** START Supplied material **

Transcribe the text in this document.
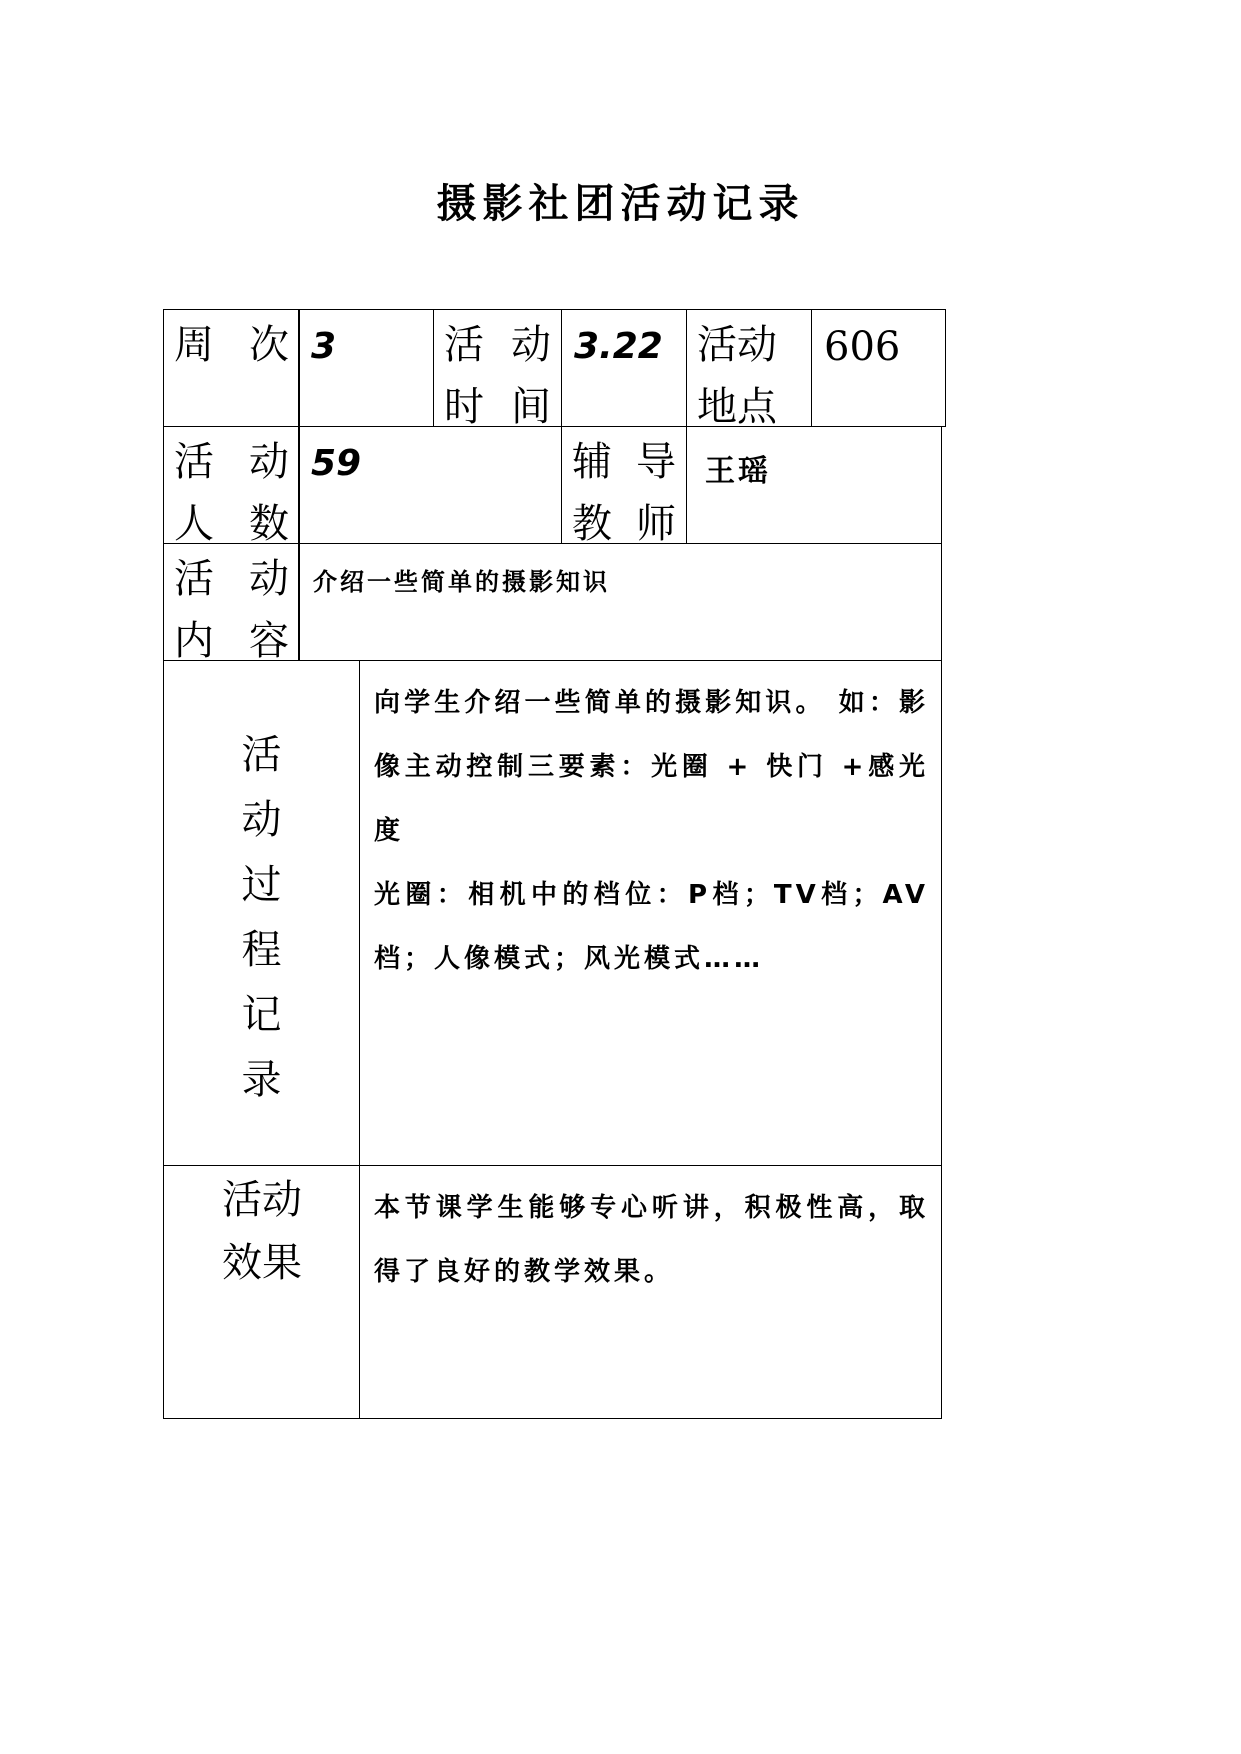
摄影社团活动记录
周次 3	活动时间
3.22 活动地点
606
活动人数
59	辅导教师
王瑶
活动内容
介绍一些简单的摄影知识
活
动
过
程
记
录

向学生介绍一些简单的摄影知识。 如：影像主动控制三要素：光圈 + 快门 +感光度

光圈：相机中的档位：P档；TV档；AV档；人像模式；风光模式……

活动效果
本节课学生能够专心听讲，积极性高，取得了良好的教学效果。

** END Supplied material **

Set each line of the records down exactly, leaving every picture out.

Transcribe the text in this document.
摄影社团活动记录
周次 3	活动时间
3.22 活动地点
606
活动人数
59	辅导教师
王瑶
活动内容
介绍一些简单的摄影知识
活
动
过
程
记
录

向学生介绍一些简单的摄影知识。 如：影像主动控制三要素：光圈 + 快门 +感光度

光圈：相机中的档位：P档；TV档；AV档；人像模式；风光模式……

活动效果
本节课学生能够专心听讲，积极性高，取得了良好的教学效果。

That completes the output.